- **WRITTEN EXERCISE**: Give all of the lines again, with nothing added or dropped.
— start —
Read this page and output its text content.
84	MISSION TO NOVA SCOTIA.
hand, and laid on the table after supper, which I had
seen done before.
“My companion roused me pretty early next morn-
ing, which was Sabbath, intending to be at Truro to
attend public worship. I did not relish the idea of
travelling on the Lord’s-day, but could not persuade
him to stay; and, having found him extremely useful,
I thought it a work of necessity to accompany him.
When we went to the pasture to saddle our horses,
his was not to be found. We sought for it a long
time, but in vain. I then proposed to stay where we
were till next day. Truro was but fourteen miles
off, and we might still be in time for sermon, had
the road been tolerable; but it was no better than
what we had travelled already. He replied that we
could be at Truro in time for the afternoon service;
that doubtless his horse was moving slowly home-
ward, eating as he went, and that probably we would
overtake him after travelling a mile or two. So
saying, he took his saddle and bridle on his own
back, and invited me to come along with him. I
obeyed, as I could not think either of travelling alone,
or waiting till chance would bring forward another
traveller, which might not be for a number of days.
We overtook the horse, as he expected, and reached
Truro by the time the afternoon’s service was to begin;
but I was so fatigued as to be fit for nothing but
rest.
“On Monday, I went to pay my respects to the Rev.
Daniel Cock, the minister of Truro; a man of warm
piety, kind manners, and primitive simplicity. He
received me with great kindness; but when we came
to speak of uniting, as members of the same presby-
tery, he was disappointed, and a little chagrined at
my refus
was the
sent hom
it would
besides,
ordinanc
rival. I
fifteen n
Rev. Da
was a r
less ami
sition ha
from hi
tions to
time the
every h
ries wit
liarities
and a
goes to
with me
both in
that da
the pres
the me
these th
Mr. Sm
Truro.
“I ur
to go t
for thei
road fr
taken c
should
— end —
- **TASK RESULT**:
Read this page and output its text content.
84	MISSION TO NOVA SCOTIA.
hand, and laid on the table after supper, which I had
seen done before.
“My companion roused me pretty early next morn-
ing, which was Sabbath, intending to be at Truro to
attend public worship. I did not relish the idea of
travelling on the Lord’s-day, but could not persuade
him to stay; and, having found him extremely useful,
I thought it a work of necessity to accompany him.
When we went to the pasture to saddle our horses,
his was not to be found. We sought for it a long
time, but in vain. I then proposed to stay where we
were till next day. Truro was but fourteen miles
off, and we might still be in time for sermon, had
the road been tolerable; but it was no better than
what we had travelled already. He replied that we
could be at Truro in time for the afternoon service;
that doubtless his horse was moving slowly home-
ward, eating as he went, and that probably we would
overtake him after travelling a mile or two. So
saying, he took his saddle and bridle on his own
back, and invited me to come along with him. I
obeyed, as I could not think either of travelling alone,
or waiting till chance would bring forward another
traveller, which might not be for a number of days.
We overtook the horse, as he expected, and reached
Truro by the time the afternoon’s service was to begin;
but I was so fatigued as to be fit for nothing but
rest.
“On Monday, I went to pay my respects to the Rev.
Daniel Cock, the minister of Truro; a man of warm
piety, kind manners, and primitive simplicity. He
received me with great kindness; but when we came
to speak of uniting, as members of the same presby-
tery, he was disappointed, and a little chagrined at
my refus
was the
sent hom
it would
besides,
ordinanc
rival. I
fifteen n
Rev. Da
was a r
less ami
sition ha
from hi
tions to
time the
every h
ries wit
liarities
and a
goes to
with me
both in
that da
the pres
the me
these th
Mr. Sm
Truro.
“I ur
to go t
for thei
road fr
taken c
should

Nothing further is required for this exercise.